» DIRECTIONS: Using the material that follows, identify and copy each line with the string "data".
▶
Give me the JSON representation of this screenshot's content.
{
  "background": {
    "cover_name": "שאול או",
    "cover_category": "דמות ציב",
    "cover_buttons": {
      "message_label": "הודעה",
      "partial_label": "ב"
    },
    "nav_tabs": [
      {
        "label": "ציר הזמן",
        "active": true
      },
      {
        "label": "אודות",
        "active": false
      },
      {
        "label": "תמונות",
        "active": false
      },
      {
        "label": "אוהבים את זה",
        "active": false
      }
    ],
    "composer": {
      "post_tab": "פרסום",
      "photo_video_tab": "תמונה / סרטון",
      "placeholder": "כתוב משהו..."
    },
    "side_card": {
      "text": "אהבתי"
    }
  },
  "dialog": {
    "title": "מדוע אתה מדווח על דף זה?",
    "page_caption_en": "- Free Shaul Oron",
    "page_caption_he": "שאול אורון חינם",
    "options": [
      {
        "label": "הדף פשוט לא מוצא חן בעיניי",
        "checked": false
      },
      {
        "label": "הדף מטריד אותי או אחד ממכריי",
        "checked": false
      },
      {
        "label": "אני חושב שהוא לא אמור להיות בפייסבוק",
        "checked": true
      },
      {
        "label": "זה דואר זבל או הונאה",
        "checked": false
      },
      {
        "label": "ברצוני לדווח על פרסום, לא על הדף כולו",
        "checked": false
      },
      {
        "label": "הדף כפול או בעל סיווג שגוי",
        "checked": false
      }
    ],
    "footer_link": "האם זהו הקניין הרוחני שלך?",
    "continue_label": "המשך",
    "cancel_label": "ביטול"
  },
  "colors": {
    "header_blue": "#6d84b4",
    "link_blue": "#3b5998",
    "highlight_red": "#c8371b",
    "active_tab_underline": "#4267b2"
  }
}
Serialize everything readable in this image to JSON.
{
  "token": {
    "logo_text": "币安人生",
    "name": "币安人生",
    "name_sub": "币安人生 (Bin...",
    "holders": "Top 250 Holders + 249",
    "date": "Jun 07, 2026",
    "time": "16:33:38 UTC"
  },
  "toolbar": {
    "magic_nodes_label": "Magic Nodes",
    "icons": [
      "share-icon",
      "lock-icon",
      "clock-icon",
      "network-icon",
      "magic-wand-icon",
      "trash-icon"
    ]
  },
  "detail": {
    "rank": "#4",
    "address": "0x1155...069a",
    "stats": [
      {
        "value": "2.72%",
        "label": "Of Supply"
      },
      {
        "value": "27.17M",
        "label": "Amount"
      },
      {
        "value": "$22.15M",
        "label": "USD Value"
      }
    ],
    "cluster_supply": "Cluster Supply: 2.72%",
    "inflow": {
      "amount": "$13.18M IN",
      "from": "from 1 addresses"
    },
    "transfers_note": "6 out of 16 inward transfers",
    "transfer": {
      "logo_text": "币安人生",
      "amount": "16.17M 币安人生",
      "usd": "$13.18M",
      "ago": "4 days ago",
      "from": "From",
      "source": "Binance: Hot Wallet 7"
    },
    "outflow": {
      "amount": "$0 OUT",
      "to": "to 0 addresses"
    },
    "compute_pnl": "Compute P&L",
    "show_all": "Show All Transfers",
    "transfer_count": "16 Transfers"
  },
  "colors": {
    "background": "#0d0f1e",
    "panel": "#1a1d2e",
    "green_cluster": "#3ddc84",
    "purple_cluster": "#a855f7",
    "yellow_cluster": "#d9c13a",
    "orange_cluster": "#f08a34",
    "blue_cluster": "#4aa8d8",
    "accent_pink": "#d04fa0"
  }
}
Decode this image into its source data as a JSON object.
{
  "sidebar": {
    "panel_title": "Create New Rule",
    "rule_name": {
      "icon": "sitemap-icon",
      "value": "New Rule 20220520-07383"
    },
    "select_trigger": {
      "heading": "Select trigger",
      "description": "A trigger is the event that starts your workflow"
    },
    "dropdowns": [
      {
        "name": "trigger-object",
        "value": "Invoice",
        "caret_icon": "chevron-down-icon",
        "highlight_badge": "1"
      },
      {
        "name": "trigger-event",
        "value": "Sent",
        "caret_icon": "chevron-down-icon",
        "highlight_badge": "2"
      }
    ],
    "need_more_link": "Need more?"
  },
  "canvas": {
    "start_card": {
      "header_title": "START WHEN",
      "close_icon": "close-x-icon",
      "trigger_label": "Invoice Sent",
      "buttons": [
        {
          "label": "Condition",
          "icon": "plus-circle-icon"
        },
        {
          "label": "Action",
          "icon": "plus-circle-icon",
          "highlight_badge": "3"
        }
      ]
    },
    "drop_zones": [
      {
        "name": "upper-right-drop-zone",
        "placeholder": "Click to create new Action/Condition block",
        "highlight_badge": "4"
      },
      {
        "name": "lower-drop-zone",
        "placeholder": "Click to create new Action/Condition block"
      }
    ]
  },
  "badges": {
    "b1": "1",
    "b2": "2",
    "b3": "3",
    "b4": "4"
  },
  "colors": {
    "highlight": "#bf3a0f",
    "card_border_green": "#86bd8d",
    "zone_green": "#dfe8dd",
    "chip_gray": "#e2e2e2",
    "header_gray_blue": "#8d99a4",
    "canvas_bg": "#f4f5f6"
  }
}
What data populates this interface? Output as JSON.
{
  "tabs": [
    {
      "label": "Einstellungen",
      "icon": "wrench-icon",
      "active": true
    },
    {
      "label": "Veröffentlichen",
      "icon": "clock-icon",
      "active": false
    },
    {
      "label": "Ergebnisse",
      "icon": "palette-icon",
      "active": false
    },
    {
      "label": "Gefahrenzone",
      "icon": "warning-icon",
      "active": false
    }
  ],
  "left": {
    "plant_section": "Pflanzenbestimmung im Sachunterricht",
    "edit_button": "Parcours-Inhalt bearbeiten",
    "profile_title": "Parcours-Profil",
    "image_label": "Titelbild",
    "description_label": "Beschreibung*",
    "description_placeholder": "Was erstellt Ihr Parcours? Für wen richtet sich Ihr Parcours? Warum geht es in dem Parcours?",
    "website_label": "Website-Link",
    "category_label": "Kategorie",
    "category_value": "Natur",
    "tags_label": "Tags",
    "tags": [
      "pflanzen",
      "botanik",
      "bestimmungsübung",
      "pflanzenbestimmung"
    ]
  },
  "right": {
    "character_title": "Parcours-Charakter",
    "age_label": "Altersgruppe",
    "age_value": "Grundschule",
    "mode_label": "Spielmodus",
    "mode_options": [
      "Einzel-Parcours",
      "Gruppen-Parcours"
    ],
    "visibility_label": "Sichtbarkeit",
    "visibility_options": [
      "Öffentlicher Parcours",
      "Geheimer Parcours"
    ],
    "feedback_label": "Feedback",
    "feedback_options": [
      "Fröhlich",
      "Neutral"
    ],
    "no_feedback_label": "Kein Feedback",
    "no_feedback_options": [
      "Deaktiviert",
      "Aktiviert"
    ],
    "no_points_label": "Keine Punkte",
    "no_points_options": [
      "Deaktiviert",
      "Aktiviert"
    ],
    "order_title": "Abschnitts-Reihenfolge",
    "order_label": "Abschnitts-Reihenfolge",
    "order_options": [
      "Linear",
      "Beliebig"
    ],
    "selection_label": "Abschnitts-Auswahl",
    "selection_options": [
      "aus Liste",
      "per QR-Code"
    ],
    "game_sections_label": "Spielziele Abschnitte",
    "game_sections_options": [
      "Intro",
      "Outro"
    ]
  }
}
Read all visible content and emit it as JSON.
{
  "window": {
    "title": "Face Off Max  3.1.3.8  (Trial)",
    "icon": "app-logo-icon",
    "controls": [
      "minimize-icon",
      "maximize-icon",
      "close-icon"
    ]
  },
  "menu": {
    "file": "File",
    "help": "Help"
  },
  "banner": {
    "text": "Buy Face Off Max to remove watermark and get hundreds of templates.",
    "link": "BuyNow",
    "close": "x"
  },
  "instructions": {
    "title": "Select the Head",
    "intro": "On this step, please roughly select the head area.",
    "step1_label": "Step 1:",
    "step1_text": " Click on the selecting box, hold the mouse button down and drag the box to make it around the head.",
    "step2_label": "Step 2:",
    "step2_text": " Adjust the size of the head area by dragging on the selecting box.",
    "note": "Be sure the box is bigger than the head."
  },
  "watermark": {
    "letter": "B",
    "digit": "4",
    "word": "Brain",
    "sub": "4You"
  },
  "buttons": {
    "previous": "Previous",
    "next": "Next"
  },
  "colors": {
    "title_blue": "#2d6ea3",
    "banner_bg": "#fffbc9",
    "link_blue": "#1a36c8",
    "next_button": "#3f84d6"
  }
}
◀
» FINISHED ANSWER:
Decode this image into its source data as a JSON object.
What data populates this interface? Output as JSON.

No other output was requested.